# Task brief
Every line below that holds the string "JSON" should be copied out.

# Records for this task
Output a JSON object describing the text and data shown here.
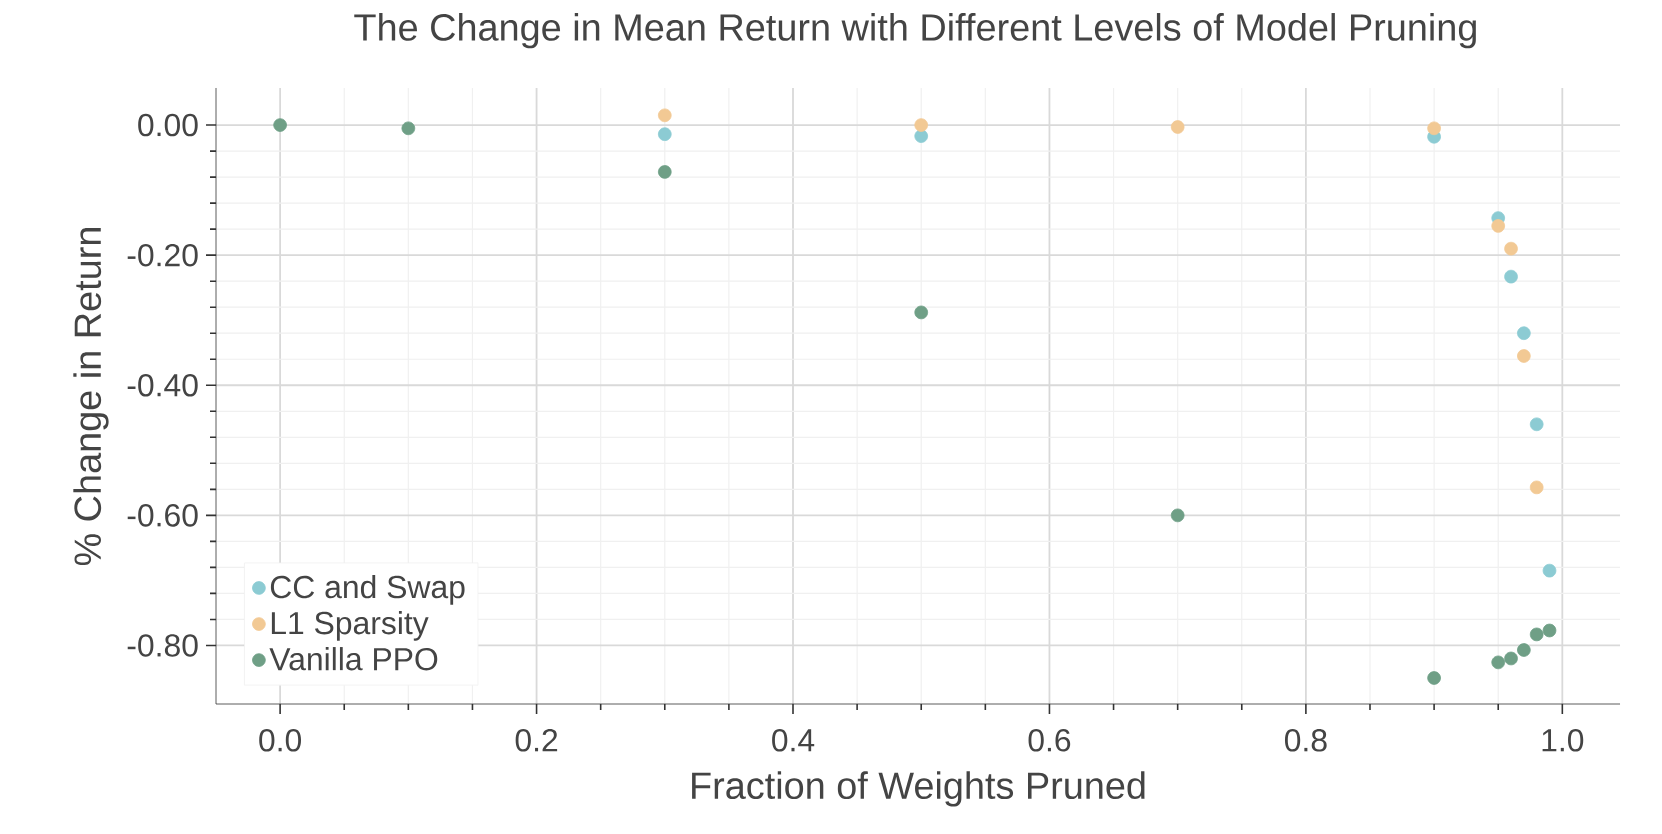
{
  "chart_data": {
    "type": "scatter",
    "title": "The Change in Mean Return with Different Levels of Model Pruning",
    "xlabel": "Fraction of Weights Pruned",
    "ylabel": "% Change in Return",
    "xlim": [
      -0.05,
      1.045
    ],
    "ylim": [
      -0.89,
      0.057
    ],
    "xticks": [
      {
        "value": 0,
        "label": "0.0"
      },
      {
        "value": 0.2,
        "label": "0.2"
      },
      {
        "value": 0.4,
        "label": "0.4"
      },
      {
        "value": 0.6,
        "label": "0.6"
      },
      {
        "value": 0.8,
        "label": "0.8"
      },
      {
        "value": 1,
        "label": "1.0"
      }
    ],
    "yticks": [
      {
        "value": 0,
        "label": "0.00"
      },
      {
        "value": -0.2,
        "label": "-0.20"
      },
      {
        "value": -0.4,
        "label": "-0.40"
      },
      {
        "value": -0.6,
        "label": "-0.60"
      },
      {
        "value": -0.8,
        "label": "-0.80"
      }
    ],
    "grid": true,
    "legend": "bottom left",
    "marker": "circle",
    "series": [
      {
        "name": "CC and Swap",
        "color": "#8ccbd3",
        "x": [
          0.3,
          0.5,
          0.9,
          0.95,
          0.96,
          0.97,
          0.98,
          0.99
        ],
        "values": [
          -0.014,
          -0.017,
          -0.018,
          -0.143,
          -0.233,
          -0.32,
          -0.46,
          -0.685
        ]
      },
      {
        "name": "L1 Sparsity",
        "color": "#f2c994",
        "x": [
          0.3,
          0.5,
          0.7,
          0.9,
          0.95,
          0.96,
          0.97,
          0.98
        ],
        "values": [
          0.015,
          0.0,
          -0.003,
          -0.005,
          -0.155,
          -0.19,
          -0.355,
          -0.557
        ]
      },
      {
        "name": "Vanilla PPO",
        "color": "#6f9f86",
        "x": [
          0,
          0.1,
          0.3,
          0.5,
          0.7,
          0.9,
          0.95,
          0.96,
          0.97,
          0.98,
          0.99
        ],
        "values": [
          0,
          -0.005,
          -0.072,
          -0.288,
          -0.6,
          -0.85,
          -0.826,
          -0.82,
          -0.807,
          -0.783,
          -0.777
        ]
      }
    ]
  }
}
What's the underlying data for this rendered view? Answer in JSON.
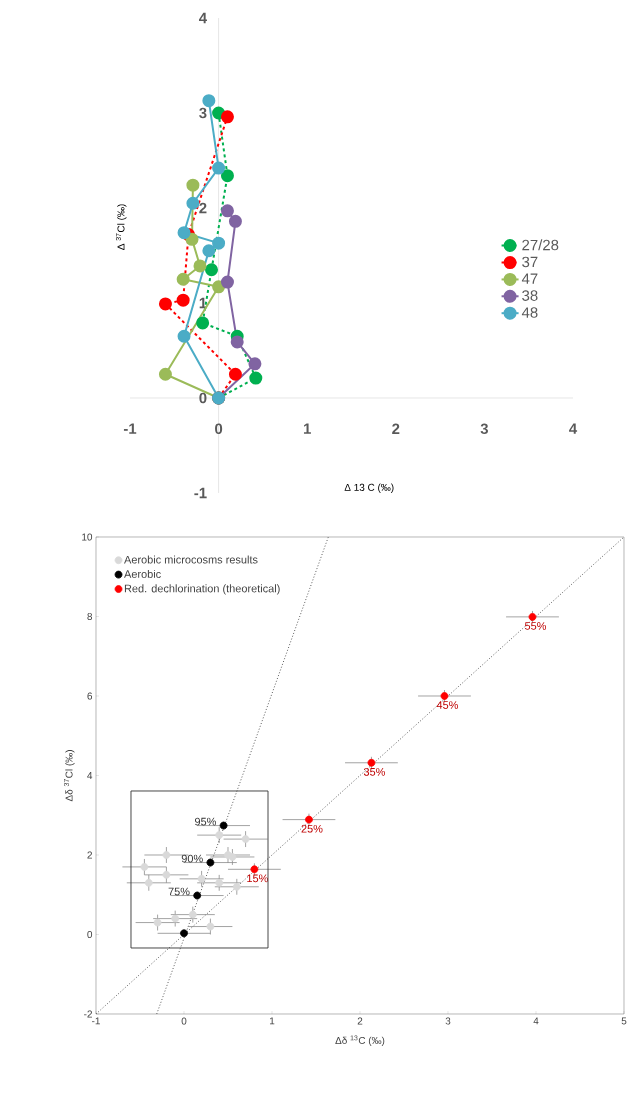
{
  "chart_data": [
    {
      "type": "line",
      "xlabel": "Δ 13 C  (‰)",
      "ylabel": "Δ $^{37}$Cl  (‰)",
      "xlim": [
        -1,
        4
      ],
      "ylim": [
        -1,
        4
      ],
      "xticks": [
        -1,
        0,
        1,
        2,
        3,
        4
      ],
      "yticks": [
        -1,
        0,
        1,
        2,
        3,
        4
      ],
      "legend": "right",
      "marker": "circle",
      "series": [
        {
          "name": "27/28",
          "color": "#00b050",
          "line_style": "dashed",
          "x": [
            0,
            0.42,
            0.21,
            -0.18,
            -0.08,
            0.1,
            0
          ],
          "values": [
            0,
            0.21,
            0.65,
            0.79,
            1.35,
            2.34,
            3.0
          ]
        },
        {
          "name": "37",
          "color": "#ff0000",
          "line_style": "dashed",
          "x": [
            0,
            0.19,
            -0.6,
            -0.4,
            -0.34,
            0.1
          ],
          "values": [
            0,
            0.25,
            0.99,
            1.03,
            1.72,
            2.96
          ]
        },
        {
          "name": "47",
          "color": "#9bbb59",
          "line_style": "solid",
          "x": [
            0,
            -0.6,
            0,
            -0.4,
            -0.21,
            -0.3,
            -0.29
          ],
          "values": [
            0,
            0.25,
            1.17,
            1.25,
            1.39,
            1.67,
            2.24
          ]
        },
        {
          "name": "38",
          "color": "#8064a2",
          "line_style": "solid",
          "x": [
            0,
            0.41,
            0.21,
            0.1,
            0.19,
            0.1
          ],
          "values": [
            0,
            0.36,
            0.59,
            1.22,
            1.86,
            1.97
          ]
        },
        {
          "name": "48",
          "color": "#4bacc6",
          "line_style": "solid",
          "x": [
            0,
            -0.39,
            -0.11,
            0,
            -0.39,
            -0.29,
            0,
            -0.11
          ],
          "values": [
            0,
            0.65,
            1.55,
            1.63,
            1.74,
            2.05,
            2.42,
            3.13
          ]
        }
      ]
    },
    {
      "type": "scatter",
      "xlabel": "Δδ $^{13}$C (‰)",
      "ylabel": "Δδ $^{37}$Cl (‰)",
      "xlim": [
        -1,
        5
      ],
      "ylim": [
        -2,
        10
      ],
      "xticks": [
        -1,
        0,
        1,
        2,
        3,
        4,
        5
      ],
      "yticks": [
        -2,
        0,
        2,
        4,
        6,
        8,
        10
      ],
      "legend": "top left",
      "marker": "circle",
      "series": [
        {
          "name": "Aerobic microcosms results",
          "color": "#d9d9d9",
          "x": [
            -0.3,
            -0.1,
            0.1,
            0.3,
            -0.4,
            -0.2,
            0.4,
            0.2,
            0.6,
            0.5,
            0.7,
            0.4,
            -0.2,
            0.55,
            -0.45
          ],
          "values": [
            0.3,
            0.4,
            0.5,
            0.2,
            1.3,
            1.5,
            1.3,
            1.4,
            1.2,
            2.0,
            2.4,
            2.5,
            2.0,
            1.95,
            1.7
          ],
          "xerrors": [
            0.25,
            0.25,
            0.25,
            0.25,
            0.25,
            0.25,
            0.25,
            0.25,
            0.25,
            0.25,
            0.25,
            0.25,
            0.25,
            0.25,
            0.25
          ],
          "errors": [
            0.2,
            0.2,
            0.2,
            0.2,
            0.2,
            0.2,
            0.2,
            0.2,
            0.2,
            0.2,
            0.2,
            0.2,
            0.2,
            0.2,
            0.2
          ]
        },
        {
          "name": "Aerobic",
          "color": "#000000",
          "x": [
            0,
            0.15,
            0.3,
            0.45
          ],
          "values": [
            0.03,
            0.98,
            1.81,
            2.74
          ],
          "xerrors": [
            0.3,
            0.3,
            0.3,
            0.3
          ],
          "errors": [
            0.1,
            0.1,
            0.1,
            0.1
          ]
        },
        {
          "name": "Red. dechlorination (theoretical)",
          "color": "#ff0000",
          "x": [
            0.8,
            1.42,
            2.13,
            2.96,
            3.96
          ],
          "values": [
            1.64,
            2.89,
            4.32,
            6.0,
            7.99
          ],
          "xerrors": [
            0.3,
            0.3,
            0.3,
            0.3,
            0.3
          ],
          "errors": [
            0.15,
            0.15,
            0.15,
            0.15,
            0.15
          ]
        },
        {
          "type": "line",
          "color": "#595959",
          "line_style": "dotted",
          "marker": "none",
          "x": [
            -1,
            5
          ],
          "values": [
            -2,
            10
          ]
        },
        {
          "type": "line",
          "color": "#595959",
          "line_style": "dotted",
          "marker": "none",
          "x": [
            -0.31,
            1.64
          ],
          "values": [
            -2,
            10
          ]
        }
      ],
      "annotations": [
        {
          "text": "75%",
          "x": 0.15,
          "y": 0.98
        },
        {
          "text": "90%",
          "x": 0.3,
          "y": 1.81
        },
        {
          "text": "95%",
          "x": 0.45,
          "y": 2.74
        },
        {
          "text": "15%",
          "x": 0.8,
          "y": 1.64
        },
        {
          "text": "25%",
          "x": 1.42,
          "y": 2.89
        },
        {
          "text": "35%",
          "x": 2.13,
          "y": 4.32
        },
        {
          "text": "45%",
          "x": 2.96,
          "y": 6.0
        },
        {
          "text": "55%",
          "x": 3.96,
          "y": 7.99
        }
      ]
    }
  ]
}
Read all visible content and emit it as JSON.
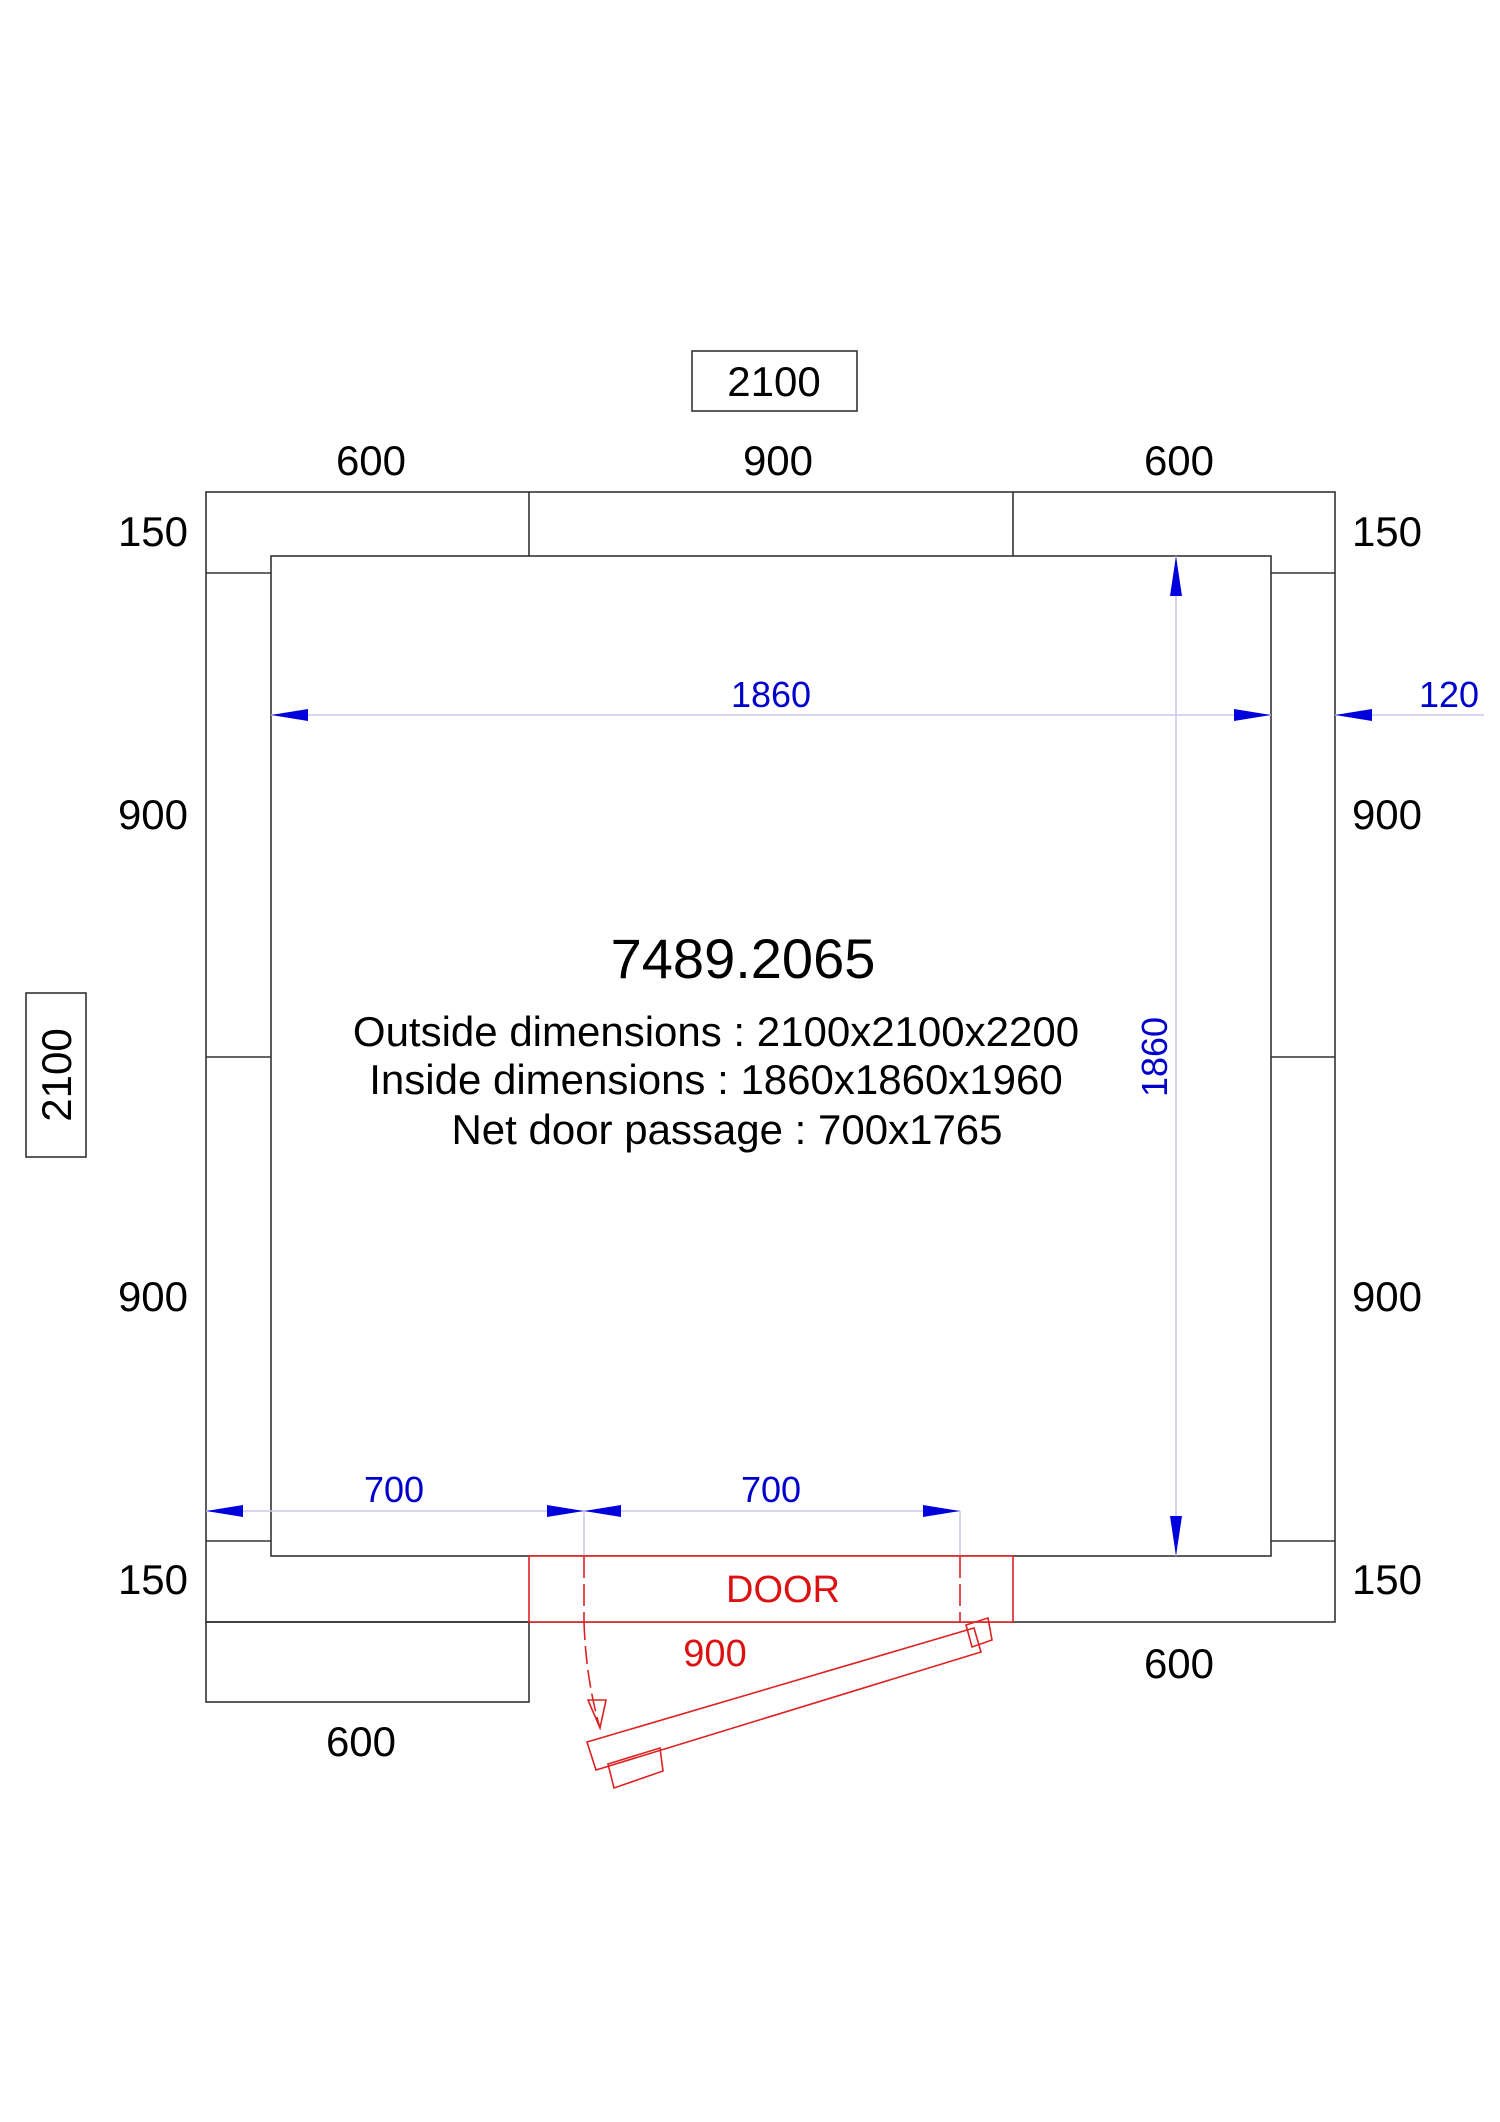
{
  "title_number": "7489.2065",
  "specs": {
    "outside": "Outside dimensions : 2100x2100x2200",
    "inside": "Inside dimensions :  1860x1860x1960",
    "door": "Net door passage : 700x1765"
  },
  "overall": {
    "width": "2100",
    "depth": "2100"
  },
  "top_panels": [
    "600",
    "900",
    "600"
  ],
  "left_panels": [
    "150",
    "900",
    "900",
    "150"
  ],
  "right_panels": [
    "150",
    "900",
    "900",
    "150"
  ],
  "bottom_panels": {
    "left": "600",
    "right": "600",
    "door_panel": "900"
  },
  "inner_dims": {
    "width": "1860",
    "depth": "1860",
    "wall": "120",
    "offset": "700",
    "door_width": "700"
  },
  "door_label": "DOOR",
  "colors": {
    "dimension": "#0000cc",
    "door": "#dd1111",
    "lines": "#333333"
  }
}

# The response
Output a JSON object describing the text and data shown here.
What's the underlying data for this rendered view? Answer in JSON.
Read all visible content and emit it as JSON.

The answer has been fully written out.